Repeat, exactly and completely, the material that follows. Omit the pictures.

>> Start MATERIAL SHOWN

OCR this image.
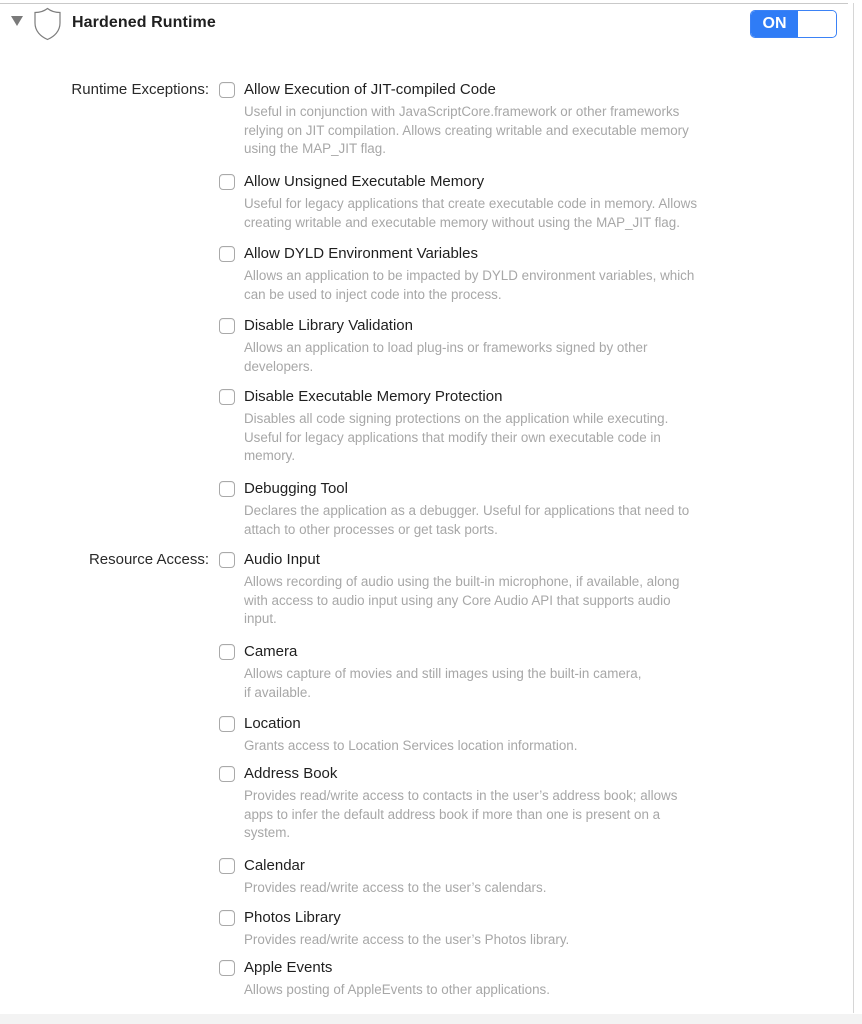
Hardened Runtime	ON
Runtime Exceptions: Allow Execution of JIT-compiled Code
Useful in conjunction with JavaScriptCore.framework or other frameworks
relying on JIT compilation. Allows creating writable and executable memory
using the MAP_JIT flag.
Allow Unsigned Executable Memory
Useful for legacy applications that create executable code in memory. Allows
creating writable and executable memory without using the MAP_JIT flag.
Allow DYLD Environment Variables
Allows an application to be impacted by DYLD environment variables, which
can be used to inject code into the process.
Disable Library Validation
Allows an application to load plug-ins or frameworks signed by other
developers.
Disable Executable Memory Protection
Disables all code signing protections on the application while executing.
Useful for legacy applications that modify their own executable code in
memory.
Debugging Tool
Declares the application as a debugger. Useful for applications that need to
attach to other processes or get task ports.
Resource Access: Audio Input
Allows recording of audio using the built-in microphone, if available, along
with access to audio input using any Core Audio API that supports audio
input.
Camera
Allows capture of movies and still images using the built-in camera,
if available.
Location
Grants access to Location Services location information.
Address Book
Provides read/write access to contacts in the user’s address book; allows
apps to infer the default address book if more than one is present on a
system.
Calendar
Provides read/write access to the user’s calendars.
Photos Library
Provides read/write access to the user’s Photos library.
Apple Events
Allows posting of AppleEvents to other applications.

>> End MATERIAL SHOWN

▶ TASK OUTPUT:
OCR this image.
Hardened Runtime	ON
Runtime Exceptions: Allow Execution of JIT-compiled Code
Useful in conjunction with JavaScriptCore.framework or other frameworks
relying on JIT compilation. Allows creating writable and executable memory
using the MAP_JIT flag.
Allow Unsigned Executable Memory
Useful for legacy applications that create executable code in memory. Allows
creating writable and executable memory without using the MAP_JIT flag.
Allow DYLD Environment Variables
Allows an application to be impacted by DYLD environment variables, which
can be used to inject code into the process.
Disable Library Validation
Allows an application to load plug-ins or frameworks signed by other
developers.
Disable Executable Memory Protection
Disables all code signing protections on the application while executing.
Useful for legacy applications that modify their own executable code in
memory.
Debugging Tool
Declares the application as a debugger. Useful for applications that need to
attach to other processes or get task ports.
Resource Access: Audio Input
Allows recording of audio using the built-in microphone, if available, along
with access to audio input using any Core Audio API that supports audio
input.
Camera
Allows capture of movies and still images using the built-in camera,
if available.
Location
Grants access to Location Services location information.
Address Book
Provides read/write access to contacts in the user’s address book; allows
apps to infer the default address book if more than one is present on a
system.
Calendar
Provides read/write access to the user’s calendars.
Photos Library
Provides read/write access to the user’s Photos library.
Apple Events
Allows posting of AppleEvents to other applications.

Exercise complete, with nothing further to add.